## Material to process
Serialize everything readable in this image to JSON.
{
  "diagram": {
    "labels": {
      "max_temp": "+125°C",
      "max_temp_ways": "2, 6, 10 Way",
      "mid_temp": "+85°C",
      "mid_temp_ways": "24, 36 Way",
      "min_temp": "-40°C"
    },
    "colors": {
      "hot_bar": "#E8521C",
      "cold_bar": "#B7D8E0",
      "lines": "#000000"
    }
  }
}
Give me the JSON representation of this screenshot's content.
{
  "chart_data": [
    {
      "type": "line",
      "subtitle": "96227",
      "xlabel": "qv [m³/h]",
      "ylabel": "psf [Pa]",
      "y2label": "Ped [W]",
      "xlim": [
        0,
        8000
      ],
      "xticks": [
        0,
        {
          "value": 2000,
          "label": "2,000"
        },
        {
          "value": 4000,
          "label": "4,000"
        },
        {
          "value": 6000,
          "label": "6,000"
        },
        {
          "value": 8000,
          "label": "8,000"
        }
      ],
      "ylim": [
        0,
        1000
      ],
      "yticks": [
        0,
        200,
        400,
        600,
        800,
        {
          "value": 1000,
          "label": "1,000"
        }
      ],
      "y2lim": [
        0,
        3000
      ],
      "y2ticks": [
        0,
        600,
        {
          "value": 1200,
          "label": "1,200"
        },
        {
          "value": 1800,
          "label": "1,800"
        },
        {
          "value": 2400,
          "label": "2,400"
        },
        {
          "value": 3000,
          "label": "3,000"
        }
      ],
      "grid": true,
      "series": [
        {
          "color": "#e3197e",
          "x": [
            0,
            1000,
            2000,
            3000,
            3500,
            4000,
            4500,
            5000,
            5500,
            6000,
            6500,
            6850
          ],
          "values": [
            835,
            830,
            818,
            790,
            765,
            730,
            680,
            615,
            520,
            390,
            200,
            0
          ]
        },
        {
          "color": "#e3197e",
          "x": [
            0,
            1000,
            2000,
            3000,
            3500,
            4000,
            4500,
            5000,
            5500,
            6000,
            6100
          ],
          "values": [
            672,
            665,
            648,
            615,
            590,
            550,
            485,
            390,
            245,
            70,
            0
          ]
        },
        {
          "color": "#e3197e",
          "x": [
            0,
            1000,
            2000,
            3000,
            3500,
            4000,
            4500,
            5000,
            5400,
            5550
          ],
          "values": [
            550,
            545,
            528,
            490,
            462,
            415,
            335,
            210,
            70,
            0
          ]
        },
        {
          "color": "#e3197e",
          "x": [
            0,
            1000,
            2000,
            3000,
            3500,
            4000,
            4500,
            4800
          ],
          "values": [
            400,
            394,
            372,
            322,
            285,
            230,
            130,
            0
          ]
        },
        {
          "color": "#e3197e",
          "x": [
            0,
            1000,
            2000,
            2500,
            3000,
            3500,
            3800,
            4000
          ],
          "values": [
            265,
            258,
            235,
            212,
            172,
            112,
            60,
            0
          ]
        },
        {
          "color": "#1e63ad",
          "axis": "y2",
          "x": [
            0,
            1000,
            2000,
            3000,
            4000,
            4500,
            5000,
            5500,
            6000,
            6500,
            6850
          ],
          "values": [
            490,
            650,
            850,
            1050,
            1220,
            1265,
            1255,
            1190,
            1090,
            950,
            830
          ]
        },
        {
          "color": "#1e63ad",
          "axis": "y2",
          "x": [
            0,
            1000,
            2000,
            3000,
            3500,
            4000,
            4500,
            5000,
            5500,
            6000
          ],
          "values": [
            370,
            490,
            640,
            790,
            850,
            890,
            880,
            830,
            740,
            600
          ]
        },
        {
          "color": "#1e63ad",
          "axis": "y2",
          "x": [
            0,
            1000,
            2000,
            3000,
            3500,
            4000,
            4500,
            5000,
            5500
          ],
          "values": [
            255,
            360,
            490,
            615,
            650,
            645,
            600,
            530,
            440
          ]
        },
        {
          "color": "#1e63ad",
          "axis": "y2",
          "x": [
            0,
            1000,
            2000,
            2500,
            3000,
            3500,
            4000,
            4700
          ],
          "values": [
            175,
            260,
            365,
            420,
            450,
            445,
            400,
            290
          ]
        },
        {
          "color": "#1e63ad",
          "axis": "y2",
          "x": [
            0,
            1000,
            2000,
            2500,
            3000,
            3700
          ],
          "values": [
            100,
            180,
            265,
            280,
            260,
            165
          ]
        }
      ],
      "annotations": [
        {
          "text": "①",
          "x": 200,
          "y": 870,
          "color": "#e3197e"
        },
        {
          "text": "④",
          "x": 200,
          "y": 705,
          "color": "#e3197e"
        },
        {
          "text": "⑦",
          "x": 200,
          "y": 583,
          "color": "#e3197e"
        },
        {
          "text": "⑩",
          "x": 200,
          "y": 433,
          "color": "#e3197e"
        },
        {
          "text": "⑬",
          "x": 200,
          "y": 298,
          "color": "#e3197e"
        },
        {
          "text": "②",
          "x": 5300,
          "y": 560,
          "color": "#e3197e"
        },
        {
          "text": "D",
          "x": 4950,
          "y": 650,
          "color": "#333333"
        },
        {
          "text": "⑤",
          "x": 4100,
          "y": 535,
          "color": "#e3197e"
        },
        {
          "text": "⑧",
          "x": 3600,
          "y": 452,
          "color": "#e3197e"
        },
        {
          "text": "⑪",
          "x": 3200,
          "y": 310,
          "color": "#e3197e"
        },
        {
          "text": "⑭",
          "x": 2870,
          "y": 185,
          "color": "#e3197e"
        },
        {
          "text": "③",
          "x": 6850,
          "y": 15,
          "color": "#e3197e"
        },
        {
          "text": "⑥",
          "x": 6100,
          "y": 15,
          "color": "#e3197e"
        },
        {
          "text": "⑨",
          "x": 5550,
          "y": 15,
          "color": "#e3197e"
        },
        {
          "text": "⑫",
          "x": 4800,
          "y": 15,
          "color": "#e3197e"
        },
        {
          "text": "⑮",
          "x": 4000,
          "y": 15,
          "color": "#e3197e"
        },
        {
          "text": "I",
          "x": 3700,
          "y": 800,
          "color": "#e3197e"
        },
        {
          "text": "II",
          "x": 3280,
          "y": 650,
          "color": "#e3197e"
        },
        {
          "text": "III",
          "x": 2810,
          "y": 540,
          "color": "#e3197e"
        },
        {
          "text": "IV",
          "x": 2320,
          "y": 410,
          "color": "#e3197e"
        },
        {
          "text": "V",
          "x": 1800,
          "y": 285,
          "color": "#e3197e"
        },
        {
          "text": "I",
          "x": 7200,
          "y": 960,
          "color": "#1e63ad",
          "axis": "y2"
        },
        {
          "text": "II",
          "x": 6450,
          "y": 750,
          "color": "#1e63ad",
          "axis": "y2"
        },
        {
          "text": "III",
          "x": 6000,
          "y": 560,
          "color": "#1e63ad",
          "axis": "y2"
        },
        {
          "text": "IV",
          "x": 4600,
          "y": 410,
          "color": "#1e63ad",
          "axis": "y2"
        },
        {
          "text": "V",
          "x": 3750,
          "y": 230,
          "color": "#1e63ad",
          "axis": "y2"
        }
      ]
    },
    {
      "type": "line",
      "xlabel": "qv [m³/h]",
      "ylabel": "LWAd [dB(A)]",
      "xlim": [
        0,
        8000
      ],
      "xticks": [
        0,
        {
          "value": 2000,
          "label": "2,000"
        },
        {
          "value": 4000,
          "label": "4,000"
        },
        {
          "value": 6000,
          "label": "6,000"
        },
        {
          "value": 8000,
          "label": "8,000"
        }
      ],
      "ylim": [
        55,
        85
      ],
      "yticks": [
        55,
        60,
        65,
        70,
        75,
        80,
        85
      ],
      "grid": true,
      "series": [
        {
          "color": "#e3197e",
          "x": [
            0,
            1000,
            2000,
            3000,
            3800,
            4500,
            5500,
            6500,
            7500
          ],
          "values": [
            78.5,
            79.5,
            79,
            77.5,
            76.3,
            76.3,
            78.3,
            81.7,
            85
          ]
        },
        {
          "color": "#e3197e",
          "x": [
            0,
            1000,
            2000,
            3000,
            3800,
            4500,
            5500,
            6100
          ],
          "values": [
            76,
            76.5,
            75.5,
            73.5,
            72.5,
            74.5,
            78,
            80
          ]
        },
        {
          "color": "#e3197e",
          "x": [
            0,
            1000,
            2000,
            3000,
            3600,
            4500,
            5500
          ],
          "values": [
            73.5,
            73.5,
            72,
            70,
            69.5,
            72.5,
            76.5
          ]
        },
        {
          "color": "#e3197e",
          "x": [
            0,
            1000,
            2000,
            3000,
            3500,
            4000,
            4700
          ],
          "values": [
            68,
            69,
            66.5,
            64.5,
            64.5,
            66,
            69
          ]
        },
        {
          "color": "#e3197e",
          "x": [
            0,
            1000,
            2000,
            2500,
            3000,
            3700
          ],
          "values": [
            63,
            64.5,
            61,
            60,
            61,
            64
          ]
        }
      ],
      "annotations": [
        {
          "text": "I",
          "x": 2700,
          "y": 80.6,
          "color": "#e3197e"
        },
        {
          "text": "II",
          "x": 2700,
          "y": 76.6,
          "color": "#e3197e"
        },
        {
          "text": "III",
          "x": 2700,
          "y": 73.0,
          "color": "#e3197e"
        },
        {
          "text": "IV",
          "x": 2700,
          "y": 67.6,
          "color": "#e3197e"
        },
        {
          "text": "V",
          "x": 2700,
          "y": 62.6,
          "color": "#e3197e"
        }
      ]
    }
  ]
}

## Set exercise
Return from the data every line that holds "this".

## Finished task
Serialize everything readable in this image to JSON.
Give me the JSON representation of this screenshot's content.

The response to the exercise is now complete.